- **What you will do**: Every record below is to be retyped exactly.
>> Begin
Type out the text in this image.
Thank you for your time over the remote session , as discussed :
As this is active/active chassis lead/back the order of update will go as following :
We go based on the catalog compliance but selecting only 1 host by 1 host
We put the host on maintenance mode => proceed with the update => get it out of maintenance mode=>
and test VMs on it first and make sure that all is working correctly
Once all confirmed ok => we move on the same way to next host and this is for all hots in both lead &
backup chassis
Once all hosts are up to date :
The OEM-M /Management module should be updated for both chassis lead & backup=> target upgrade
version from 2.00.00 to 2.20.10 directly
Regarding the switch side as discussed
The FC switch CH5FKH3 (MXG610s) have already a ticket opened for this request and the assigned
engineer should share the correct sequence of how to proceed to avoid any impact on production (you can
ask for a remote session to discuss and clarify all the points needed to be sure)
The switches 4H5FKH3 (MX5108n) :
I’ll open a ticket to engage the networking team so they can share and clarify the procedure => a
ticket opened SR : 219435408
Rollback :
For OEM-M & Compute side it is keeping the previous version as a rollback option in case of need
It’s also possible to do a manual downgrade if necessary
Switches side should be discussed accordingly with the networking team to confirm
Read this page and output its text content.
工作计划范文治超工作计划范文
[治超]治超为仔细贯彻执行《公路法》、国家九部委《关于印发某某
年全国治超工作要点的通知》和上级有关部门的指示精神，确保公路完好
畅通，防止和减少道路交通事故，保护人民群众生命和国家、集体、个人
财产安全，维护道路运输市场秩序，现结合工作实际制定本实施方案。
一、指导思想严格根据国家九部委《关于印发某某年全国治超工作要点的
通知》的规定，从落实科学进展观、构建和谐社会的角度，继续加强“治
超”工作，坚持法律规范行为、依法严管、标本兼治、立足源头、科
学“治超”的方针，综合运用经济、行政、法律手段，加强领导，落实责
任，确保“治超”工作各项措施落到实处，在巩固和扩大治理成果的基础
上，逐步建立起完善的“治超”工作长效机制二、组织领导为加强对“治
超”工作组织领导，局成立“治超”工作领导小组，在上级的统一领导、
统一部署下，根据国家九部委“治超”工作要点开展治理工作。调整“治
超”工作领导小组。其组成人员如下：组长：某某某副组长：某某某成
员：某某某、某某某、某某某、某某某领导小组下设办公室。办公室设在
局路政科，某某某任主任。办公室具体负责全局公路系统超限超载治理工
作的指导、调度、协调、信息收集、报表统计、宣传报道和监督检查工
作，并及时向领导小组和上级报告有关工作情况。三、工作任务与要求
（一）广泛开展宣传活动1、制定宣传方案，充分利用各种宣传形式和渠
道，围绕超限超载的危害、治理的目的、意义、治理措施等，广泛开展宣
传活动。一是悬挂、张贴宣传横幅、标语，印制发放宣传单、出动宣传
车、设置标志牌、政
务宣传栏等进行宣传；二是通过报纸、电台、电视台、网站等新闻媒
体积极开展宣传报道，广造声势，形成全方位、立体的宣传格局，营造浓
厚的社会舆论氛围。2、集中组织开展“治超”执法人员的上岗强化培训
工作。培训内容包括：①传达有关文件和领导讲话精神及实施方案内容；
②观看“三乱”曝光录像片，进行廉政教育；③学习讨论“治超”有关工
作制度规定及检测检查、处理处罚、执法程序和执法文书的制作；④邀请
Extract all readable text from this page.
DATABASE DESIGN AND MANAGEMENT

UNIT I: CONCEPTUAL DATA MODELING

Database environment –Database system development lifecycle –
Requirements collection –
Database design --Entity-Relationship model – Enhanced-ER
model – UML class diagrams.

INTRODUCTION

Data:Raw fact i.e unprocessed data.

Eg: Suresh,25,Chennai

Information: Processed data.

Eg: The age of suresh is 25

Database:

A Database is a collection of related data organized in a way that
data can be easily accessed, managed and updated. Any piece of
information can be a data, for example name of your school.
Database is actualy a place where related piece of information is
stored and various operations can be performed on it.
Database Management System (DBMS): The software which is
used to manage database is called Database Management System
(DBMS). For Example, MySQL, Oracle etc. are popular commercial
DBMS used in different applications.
>> End
- **Result for this exercise**:
Type out the text in this image.
Thank you for your time over the remote session , as discussed :
As this is active/active chassis lead/back the order of update will go as following :
We go based on the catalog compliance but selecting only 1 host by 1 host
We put the host on maintenance mode => proceed with the update => get it out of maintenance mode=>
and test VMs on it first and make sure that all is working correctly
Once all confirmed ok => we move on the same way to next host and this is for all hots in both lead &
backup chassis
Once all hosts are up to date :
The OEM-M /Management module should be updated for both chassis lead & backup=> target upgrade
version from 2.00.00 to 2.20.10 directly
Regarding the switch side as discussed
The FC switch CH5FKH3 (MXG610s) have already a ticket opened for this request and the assigned
engineer should share the correct sequence of how to proceed to avoid any impact on production (you can
ask for a remote session to discuss and clarify all the points needed to be sure)
The switches 4H5FKH3 (MX5108n) :
I’ll open a ticket to engage the networking team so they can share and clarify the procedure => a
ticket opened SR : 219435408
Rollback :
For OEM-M & Compute side it is keeping the previous version as a rollback option in case of need
It’s also possible to do a manual downgrade if necessary
Switches side should be discussed accordingly with the networking team to confirm
Read this page and output its text content.
工作计划范文治超工作计划范文
[治超]治超为仔细贯彻执行《公路法》、国家九部委《关于印发某某
年全国治超工作要点的通知》和上级有关部门的指示精神，确保公路完好
畅通，防止和减少道路交通事故，保护人民群众生命和国家、集体、个人
财产安全，维护道路运输市场秩序，现结合工作实际制定本实施方案。
一、指导思想严格根据国家九部委《关于印发某某年全国治超工作要点的
通知》的规定，从落实科学进展观、构建和谐社会的角度，继续加强“治
超”工作，坚持法律规范行为、依法严管、标本兼治、立足源头、科
学“治超”的方针，综合运用经济、行政、法律手段，加强领导，落实责
任，确保“治超”工作各项措施落到实处，在巩固和扩大治理成果的基础
上，逐步建立起完善的“治超”工作长效机制二、组织领导为加强对“治
超”工作组织领导，局成立“治超”工作领导小组，在上级的统一领导、
统一部署下，根据国家九部委“治超”工作要点开展治理工作。调整“治
超”工作领导小组。其组成人员如下：组长：某某某副组长：某某某成
员：某某某、某某某、某某某、某某某领导小组下设办公室。办公室设在
局路政科，某某某任主任。办公室具体负责全局公路系统超限超载治理工
作的指导、调度、协调、信息收集、报表统计、宣传报道和监督检查工
作，并及时向领导小组和上级报告有关工作情况。三、工作任务与要求
（一）广泛开展宣传活动1、制定宣传方案，充分利用各种宣传形式和渠
道，围绕超限超载的危害、治理的目的、意义、治理措施等，广泛开展宣
传活动。一是悬挂、张贴宣传横幅、标语，印制发放宣传单、出动宣传
车、设置标志牌、政
务宣传栏等进行宣传；二是通过报纸、电台、电视台、网站等新闻媒
体积极开展宣传报道，广造声势，形成全方位、立体的宣传格局，营造浓
厚的社会舆论氛围。2、集中组织开展“治超”执法人员的上岗强化培训
工作。培训内容包括：①传达有关文件和领导讲话精神及实施方案内容；
②观看“三乱”曝光录像片，进行廉政教育；③学习讨论“治超”有关工
作制度规定及检测检查、处理处罚、执法程序和执法文书的制作；④邀请
Extract all readable text from this page.
DATABASE DESIGN AND MANAGEMENT

UNIT I: CONCEPTUAL DATA MODELING

Database environment –Database system development lifecycle –
Requirements collection –
Database design --Entity-Relationship model – Enhanced-ER
model – UML class diagrams.

INTRODUCTION

Data:Raw fact i.e unprocessed data.

Eg: Suresh,25,Chennai

Information: Processed data.

Eg: The age of suresh is 25

Database:

A Database is a collection of related data organized in a way that
data can be easily accessed, managed and updated. Any piece of
information can be a data, for example name of your school.
Database is actualy a place where related piece of information is
stored and various operations can be performed on it.
Database Management System (DBMS): The software which is
used to manage database is called Database Management System
(DBMS). For Example, MySQL, Oracle etc. are popular commercial
DBMS used in different applications.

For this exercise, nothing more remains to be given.